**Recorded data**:
────────

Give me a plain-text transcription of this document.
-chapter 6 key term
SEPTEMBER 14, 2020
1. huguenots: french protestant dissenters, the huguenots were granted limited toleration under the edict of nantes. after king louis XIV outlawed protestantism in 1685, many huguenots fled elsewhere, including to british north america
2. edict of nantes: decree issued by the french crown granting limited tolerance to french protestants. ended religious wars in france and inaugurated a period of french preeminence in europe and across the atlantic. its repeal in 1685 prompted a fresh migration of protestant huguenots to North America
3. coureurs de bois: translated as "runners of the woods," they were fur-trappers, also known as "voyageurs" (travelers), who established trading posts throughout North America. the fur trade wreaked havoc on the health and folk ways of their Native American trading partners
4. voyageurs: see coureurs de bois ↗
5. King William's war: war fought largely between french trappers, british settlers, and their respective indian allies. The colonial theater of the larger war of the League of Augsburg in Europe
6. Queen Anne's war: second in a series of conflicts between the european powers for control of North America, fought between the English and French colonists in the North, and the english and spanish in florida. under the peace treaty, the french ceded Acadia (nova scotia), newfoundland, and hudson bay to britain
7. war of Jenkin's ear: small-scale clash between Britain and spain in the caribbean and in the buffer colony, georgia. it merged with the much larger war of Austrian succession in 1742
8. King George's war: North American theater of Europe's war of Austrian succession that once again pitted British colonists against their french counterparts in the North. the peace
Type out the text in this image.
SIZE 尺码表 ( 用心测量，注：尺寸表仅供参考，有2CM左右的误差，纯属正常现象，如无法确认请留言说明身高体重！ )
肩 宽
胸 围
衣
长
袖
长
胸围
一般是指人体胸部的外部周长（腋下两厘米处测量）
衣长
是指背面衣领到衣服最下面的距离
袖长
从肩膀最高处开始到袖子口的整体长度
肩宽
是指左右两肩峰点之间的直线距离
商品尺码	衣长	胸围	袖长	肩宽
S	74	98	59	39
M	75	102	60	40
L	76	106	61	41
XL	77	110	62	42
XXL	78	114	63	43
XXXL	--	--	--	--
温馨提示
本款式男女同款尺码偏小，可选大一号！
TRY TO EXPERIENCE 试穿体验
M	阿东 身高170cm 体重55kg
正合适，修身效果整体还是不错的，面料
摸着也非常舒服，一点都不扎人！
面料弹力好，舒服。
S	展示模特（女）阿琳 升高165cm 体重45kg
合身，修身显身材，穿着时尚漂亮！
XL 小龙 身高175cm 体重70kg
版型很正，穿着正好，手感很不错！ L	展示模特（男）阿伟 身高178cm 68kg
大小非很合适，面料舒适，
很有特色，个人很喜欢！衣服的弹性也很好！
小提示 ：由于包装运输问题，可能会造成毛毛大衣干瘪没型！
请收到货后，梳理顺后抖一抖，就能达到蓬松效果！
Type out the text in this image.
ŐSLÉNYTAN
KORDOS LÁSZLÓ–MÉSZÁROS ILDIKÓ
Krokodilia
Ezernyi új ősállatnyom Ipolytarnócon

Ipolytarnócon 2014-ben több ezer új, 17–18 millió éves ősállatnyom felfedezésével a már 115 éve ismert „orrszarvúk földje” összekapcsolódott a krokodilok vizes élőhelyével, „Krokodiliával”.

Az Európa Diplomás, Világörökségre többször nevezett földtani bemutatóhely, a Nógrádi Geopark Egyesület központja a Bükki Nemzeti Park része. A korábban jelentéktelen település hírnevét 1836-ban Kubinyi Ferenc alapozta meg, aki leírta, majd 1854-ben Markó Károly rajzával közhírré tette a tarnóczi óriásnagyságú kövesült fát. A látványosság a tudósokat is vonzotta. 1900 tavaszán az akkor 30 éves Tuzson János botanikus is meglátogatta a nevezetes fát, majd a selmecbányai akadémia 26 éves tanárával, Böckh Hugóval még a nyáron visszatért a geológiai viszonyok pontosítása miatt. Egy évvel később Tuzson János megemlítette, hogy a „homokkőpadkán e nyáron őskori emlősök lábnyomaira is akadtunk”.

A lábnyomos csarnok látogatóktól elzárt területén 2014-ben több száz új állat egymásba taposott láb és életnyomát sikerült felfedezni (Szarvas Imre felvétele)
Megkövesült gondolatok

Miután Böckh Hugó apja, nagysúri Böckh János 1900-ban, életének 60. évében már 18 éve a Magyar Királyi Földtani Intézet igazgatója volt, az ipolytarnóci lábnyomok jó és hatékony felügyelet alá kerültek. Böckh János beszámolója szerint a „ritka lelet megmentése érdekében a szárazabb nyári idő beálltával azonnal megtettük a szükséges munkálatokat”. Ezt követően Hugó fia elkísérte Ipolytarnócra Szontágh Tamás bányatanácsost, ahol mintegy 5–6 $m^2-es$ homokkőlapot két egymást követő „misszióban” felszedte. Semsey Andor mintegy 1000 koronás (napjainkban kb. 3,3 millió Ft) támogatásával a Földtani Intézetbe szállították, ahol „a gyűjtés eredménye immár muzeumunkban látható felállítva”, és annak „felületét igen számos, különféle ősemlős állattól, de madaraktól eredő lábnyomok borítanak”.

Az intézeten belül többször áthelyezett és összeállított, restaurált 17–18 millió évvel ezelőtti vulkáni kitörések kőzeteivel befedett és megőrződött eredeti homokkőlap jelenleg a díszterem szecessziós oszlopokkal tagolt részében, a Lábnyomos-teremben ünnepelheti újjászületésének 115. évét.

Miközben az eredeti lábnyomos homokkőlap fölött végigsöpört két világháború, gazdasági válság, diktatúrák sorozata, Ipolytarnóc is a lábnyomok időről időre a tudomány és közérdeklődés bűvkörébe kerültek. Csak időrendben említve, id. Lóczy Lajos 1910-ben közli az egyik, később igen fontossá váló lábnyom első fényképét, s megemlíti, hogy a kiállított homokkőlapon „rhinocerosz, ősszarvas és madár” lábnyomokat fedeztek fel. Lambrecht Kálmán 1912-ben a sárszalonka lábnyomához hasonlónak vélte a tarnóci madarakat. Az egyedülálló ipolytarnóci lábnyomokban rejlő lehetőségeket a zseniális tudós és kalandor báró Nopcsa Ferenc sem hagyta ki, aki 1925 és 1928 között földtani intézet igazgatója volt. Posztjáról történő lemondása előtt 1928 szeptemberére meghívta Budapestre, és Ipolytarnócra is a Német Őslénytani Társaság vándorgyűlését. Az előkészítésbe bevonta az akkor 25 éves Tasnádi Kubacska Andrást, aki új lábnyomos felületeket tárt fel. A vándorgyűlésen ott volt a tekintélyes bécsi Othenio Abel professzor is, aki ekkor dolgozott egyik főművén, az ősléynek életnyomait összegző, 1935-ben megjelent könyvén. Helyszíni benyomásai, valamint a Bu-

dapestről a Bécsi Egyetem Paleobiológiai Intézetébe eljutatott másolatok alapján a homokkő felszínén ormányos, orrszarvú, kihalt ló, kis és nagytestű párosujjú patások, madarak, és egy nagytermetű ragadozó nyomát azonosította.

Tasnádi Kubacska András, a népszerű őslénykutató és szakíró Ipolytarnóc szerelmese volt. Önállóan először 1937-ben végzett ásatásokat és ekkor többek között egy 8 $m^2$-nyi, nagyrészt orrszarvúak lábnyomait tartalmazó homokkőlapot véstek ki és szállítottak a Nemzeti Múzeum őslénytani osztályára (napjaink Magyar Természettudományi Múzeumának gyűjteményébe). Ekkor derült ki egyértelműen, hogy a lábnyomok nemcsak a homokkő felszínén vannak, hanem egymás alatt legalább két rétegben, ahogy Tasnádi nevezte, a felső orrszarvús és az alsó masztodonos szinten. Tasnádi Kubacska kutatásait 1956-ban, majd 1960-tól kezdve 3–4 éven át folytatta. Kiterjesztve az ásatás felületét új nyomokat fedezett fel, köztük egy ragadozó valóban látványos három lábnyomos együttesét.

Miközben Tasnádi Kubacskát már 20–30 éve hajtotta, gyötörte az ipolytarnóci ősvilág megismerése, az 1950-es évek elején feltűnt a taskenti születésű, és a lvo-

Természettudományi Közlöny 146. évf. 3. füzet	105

────────

**Challenge**: Each line that holds the word "voyageurs" should be extracted from the records.

**Result of this exercise**:
3. coureurs de bois: translated as "runners of the woods," they were fur-trappers, also known as "voyageurs" (travelers), who established trading posts throughout North America. the fur trade wreaked havoc on the health and folk ways of their Native American trading partners
4. voyageurs: see coureurs de bois ↗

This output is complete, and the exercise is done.